_OBJECTIVE_
Pictures aside, repeat every entry exactly.

_DATA ENTRIES_
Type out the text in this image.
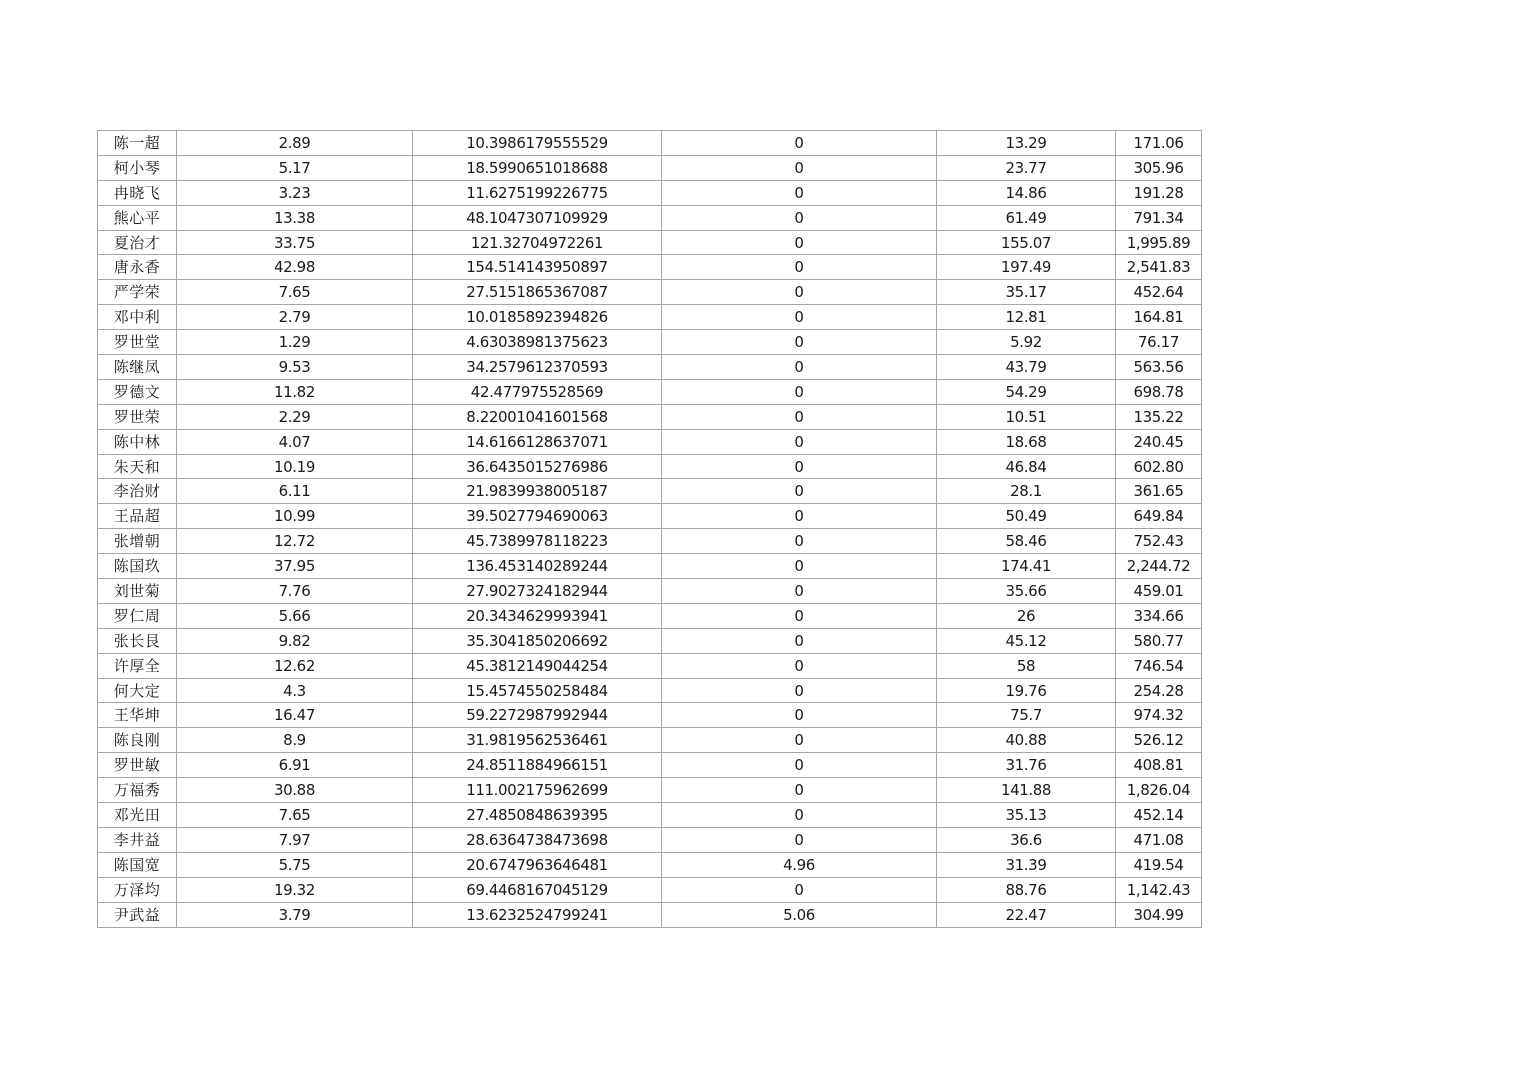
陈一超	2.89	10.3986179555529	0	13.29	171.06
柯小琴	5.17	18.5990651018688	0	23.77	305.96
冉晓飞	3.23	11.6275199226775	0	14.86	191.28
熊心平	13.38	48.1047307109929	0	61.49	791.34
夏治才	33.75	121.32704972261	0	155.07	1,995.89
唐永香	42.98	154.514143950897	0	197.49	2,541.83
严学荣	7.65	27.5151865367087	0	35.17	452.64
邓中利	2.79	10.0185892394826	0	12.81	164.81
罗世堂	1.29	4.63038981375623	0	5.92	76.17
陈继凤	9.53	34.2579612370593	0	43.79	563.56
罗德文	11.82	42.477975528569	0	54.29	698.78
罗世荣	2.29	8.22001041601568	0	10.51	135.22
陈中林	4.07	14.6166128637071	0	18.68	240.45
朱天和	10.19	36.6435015276986	0	46.84	602.80
李治财	6.11	21.9839938005187	0	28.1	361.65
王品超	10.99	39.5027794690063	0	50.49	649.84
张增朝	12.72	45.7389978118223	0	58.46	752.43
陈国玖	37.95	136.453140289244	0	174.41	2,244.72
刘世菊	7.76	27.9027324182944	0	35.66	459.01
罗仁周	5.66	20.3434629993941	0	26	334.66
张长艮	9.82	35.3041850206692	0	45.12	580.77
许厚全	12.62	45.3812149044254	0	58	746.54
何大定	4.3	15.4574550258484	0	19.76	254.28
王华坤	16.47	59.2272987992944	0	75.7	974.32
陈良刚	8.9	31.9819562536461	0	40.88	526.12
罗世敏	6.91	24.8511884966151	0	31.76	408.81
万福秀	30.88	111.002175962699	0	141.88	1,826.04
邓光田	7.65	27.4850848639395	0	35.13	452.14
李井益	7.97	28.6364738473698	0	36.6	471.08
陈国宽	5.75	20.6747963646481	4.96	31.39	419.54
万泽均	19.32	69.4468167045129	0	88.76	1,142.43
尹武益	3.79	13.6232524799241	5.06	22.47	304.99
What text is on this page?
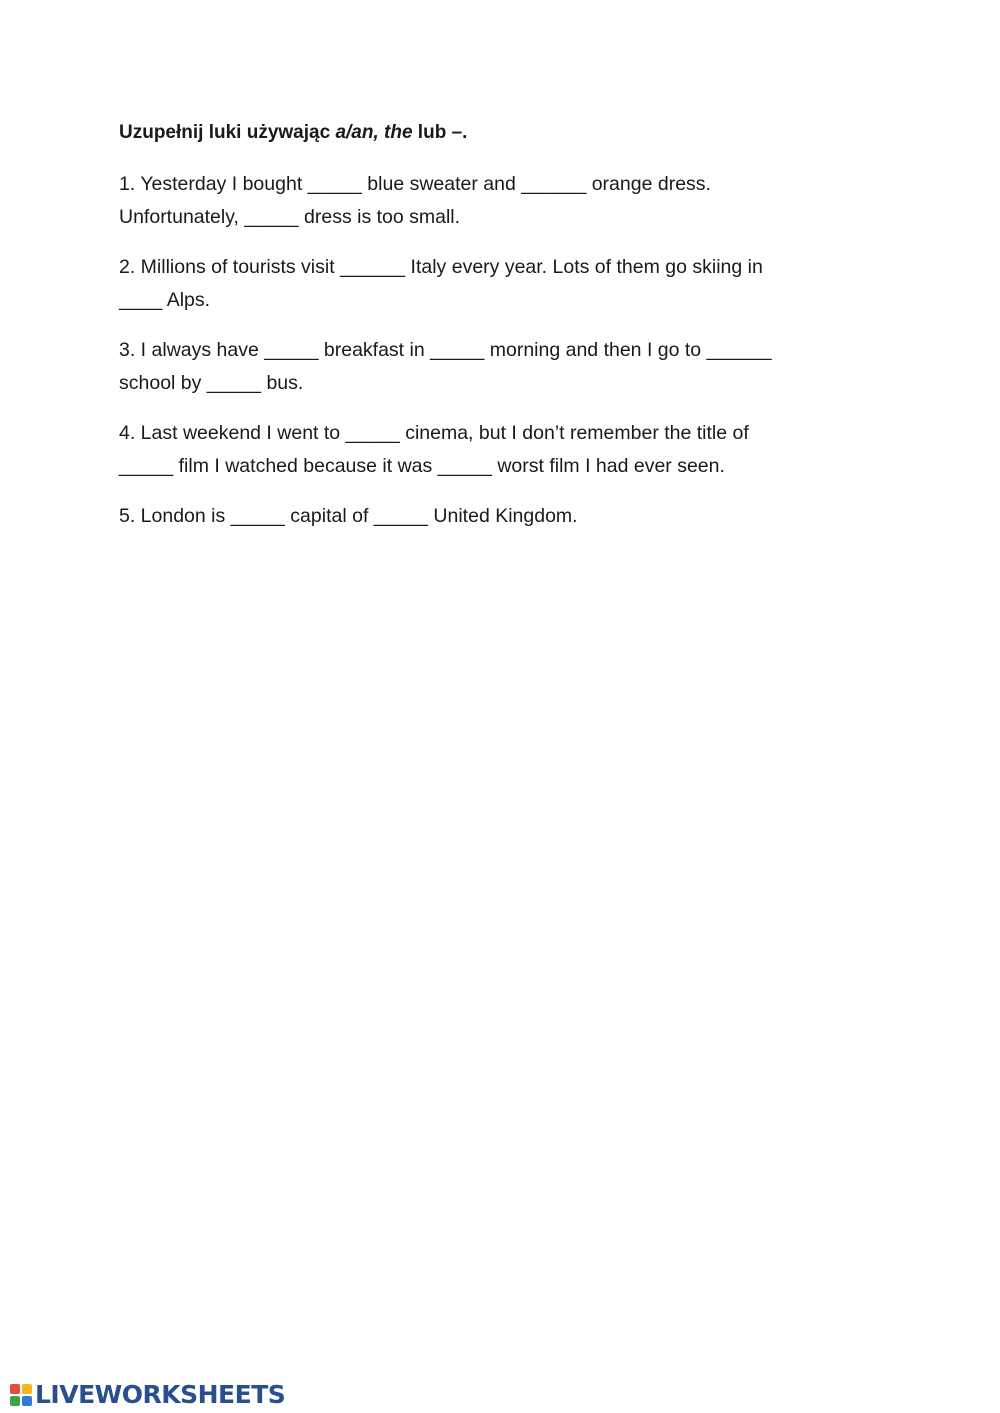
Uzupełnij luki używając a/an, the lub –.

1. Yesterday I bought _____ blue sweater and ______ orange dress.
Unfortunately, _____ dress is too small.
2. Millions of tourists visit ______ Italy every year. Lots of them go skiing in
____ Alps.
3. I always have _____ breakfast in _____ morning and then I go to ______
school by _____ bus.
4. Last weekend I went to _____ cinema, but I don’t remember the title of
_____ film I watched because it was _____ worst film I had ever seen.
5. London is _____ capital of _____ United Kingdom.
LIVEWORKSHEETS
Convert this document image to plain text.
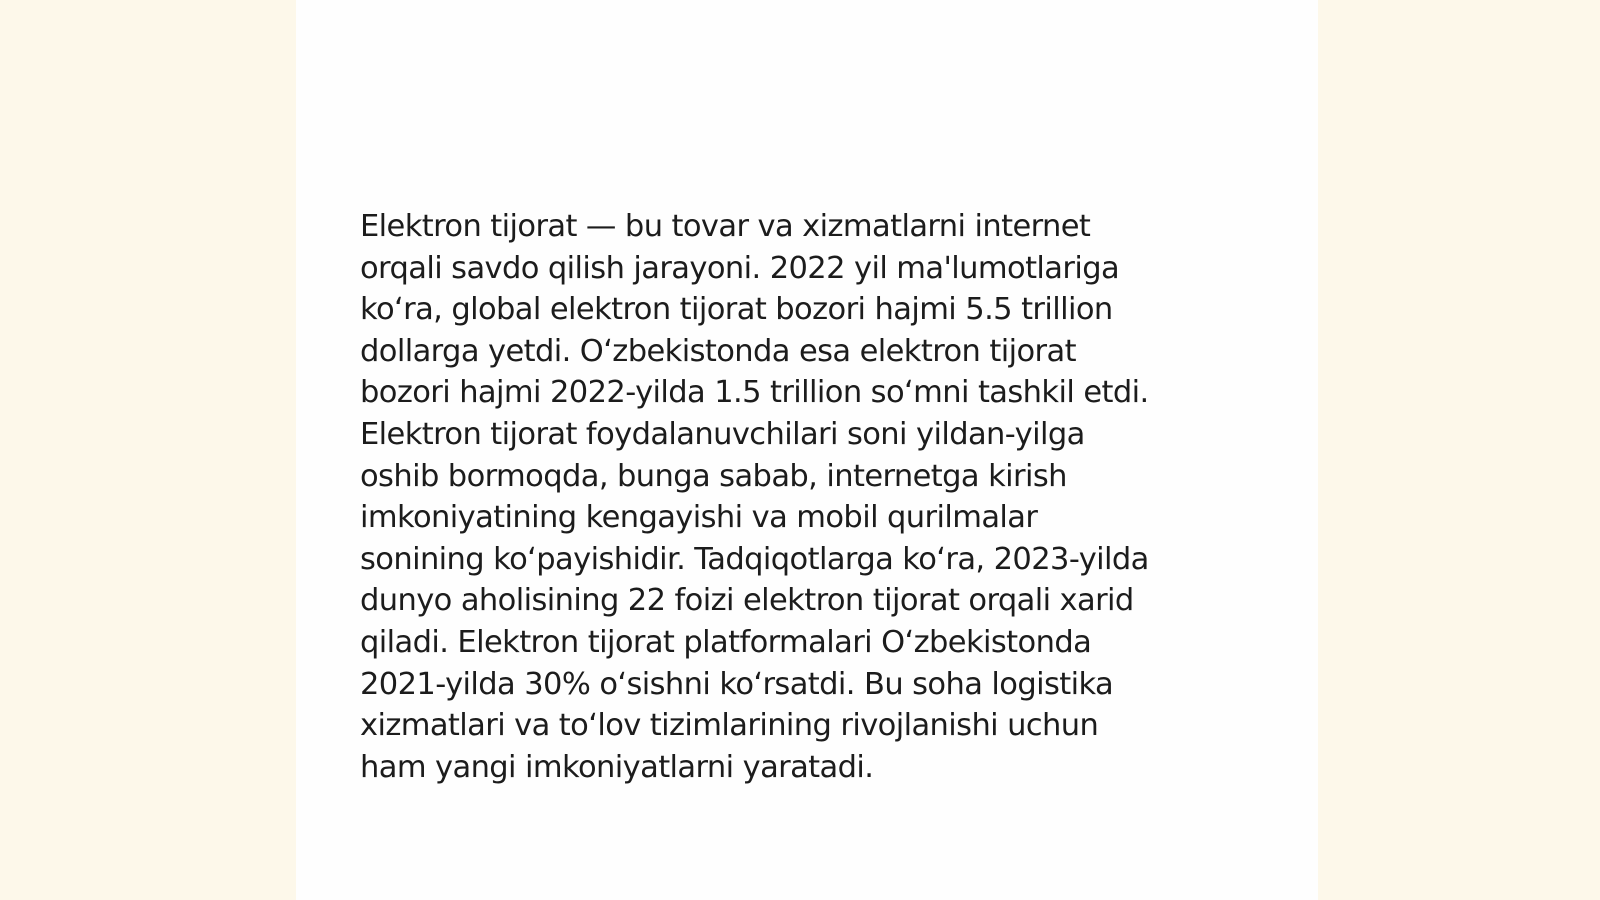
Elektron tijorat — bu tovar va xizmatlarni internet
orqali savdo qilish jarayoni. 2022 yil ma'lumotlariga
koʻra, global elektron tijorat bozori hajmi 5.5 trillion
dollarga yetdi. Oʻzbekistonda esa elektron tijorat
bozori hajmi 2022-yilda 1.5 trillion soʻmni tashkil etdi.
Elektron tijorat foydalanuvchilari soni yildan-yilga
oshib bormoqda, bunga sabab, internetga kirish
imkoniyatining kengayishi va mobil qurilmalar
sonining koʻpayishidir. Tadqiqotlarga koʻra, 2023-yilda
dunyo aholisining 22 foizi elektron tijorat orqali xarid
qiladi. Elektron tijorat platformalari Oʻzbekistonda
2021-yilda 30% oʻsishni koʻrsatdi. Bu soha logistika
xizmatlari va toʻlov tizimlarining rivojlanishi uchun
ham yangi imkoniyatlarni yaratadi.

_SOLUTION BELOW_
Type out the text in this image.
陈一超	2.89	10.3986179555529	0	13.29	171.06
柯小琴	5.17	18.5990651018688	0	23.77	305.96
冉晓飞	3.23	11.6275199226775	0	14.86	191.28
熊心平	13.38	48.1047307109929	0	61.49	791.34
夏治才	33.75	121.32704972261	0	155.07	1,995.89
唐永香	42.98	154.514143950897	0	197.49	2,541.83
严学荣	7.65	27.5151865367087	0	35.17	452.64
邓中利	2.79	10.0185892394826	0	12.81	164.81
罗世堂	1.29	4.63038981375623	0	5.92	76.17
陈继凤	9.53	34.2579612370593	0	43.79	563.56
罗德文	11.82	42.477975528569	0	54.29	698.78
罗世荣	2.29	8.22001041601568	0	10.51	135.22
陈中林	4.07	14.6166128637071	0	18.68	240.45
朱天和	10.19	36.6435015276986	0	46.84	602.80
李治财	6.11	21.9839938005187	0	28.1	361.65
王品超	10.99	39.5027794690063	0	50.49	649.84
张增朝	12.72	45.7389978118223	0	58.46	752.43
陈国玖	37.95	136.453140289244	0	174.41	2,244.72
刘世菊	7.76	27.9027324182944	0	35.66	459.01
罗仁周	5.66	20.3434629993941	0	26	334.66
张长艮	9.82	35.3041850206692	0	45.12	580.77
许厚全	12.62	45.3812149044254	0	58	746.54
何大定	4.3	15.4574550258484	0	19.76	254.28
王华坤	16.47	59.2272987992944	0	75.7	974.32
陈良刚	8.9	31.9819562536461	0	40.88	526.12
罗世敏	6.91	24.8511884966151	0	31.76	408.81
万福秀	30.88	111.002175962699	0	141.88	1,826.04
邓光田	7.65	27.4850848639395	0	35.13	452.14
李井益	7.97	28.6364738473698	0	36.6	471.08
陈国宽	5.75	20.6747963646481	4.96	31.39	419.54
万泽均	19.32	69.4468167045129	0	88.76	1,142.43
尹武益	3.79	13.6232524799241	5.06	22.47	304.99
What text is on this page?
Uzupełnij luki używając a/an, the lub –.

1. Yesterday I bought _____ blue sweater and ______ orange dress.
Unfortunately, _____ dress is too small.
2. Millions of tourists visit ______ Italy every year. Lots of them go skiing in
____ Alps.
3. I always have _____ breakfast in _____ morning and then I go to ______
school by _____ bus.
4. Last weekend I went to _____ cinema, but I don’t remember the title of
_____ film I watched because it was _____ worst film I had ever seen.
5. London is _____ capital of _____ United Kingdom.
LIVEWORKSHEETS
Convert this document image to plain text.
Elektron tijorat — bu tovar va xizmatlarni internet
orqali savdo qilish jarayoni. 2022 yil ma'lumotlariga
koʻra, global elektron tijorat bozori hajmi 5.5 trillion
dollarga yetdi. Oʻzbekistonda esa elektron tijorat
bozori hajmi 2022-yilda 1.5 trillion soʻmni tashkil etdi.
Elektron tijorat foydalanuvchilari soni yildan-yilga
oshib bormoqda, bunga sabab, internetga kirish
imkoniyatining kengayishi va mobil qurilmalar
sonining koʻpayishidir. Tadqiqotlarga koʻra, 2023-yilda
dunyo aholisining 22 foizi elektron tijorat orqali xarid
qiladi. Elektron tijorat platformalari Oʻzbekistonda
2021-yilda 30% oʻsishni koʻrsatdi. Bu soha logistika
xizmatlari va toʻlov tizimlarining rivojlanishi uchun
ham yangi imkoniyatlarni yaratadi.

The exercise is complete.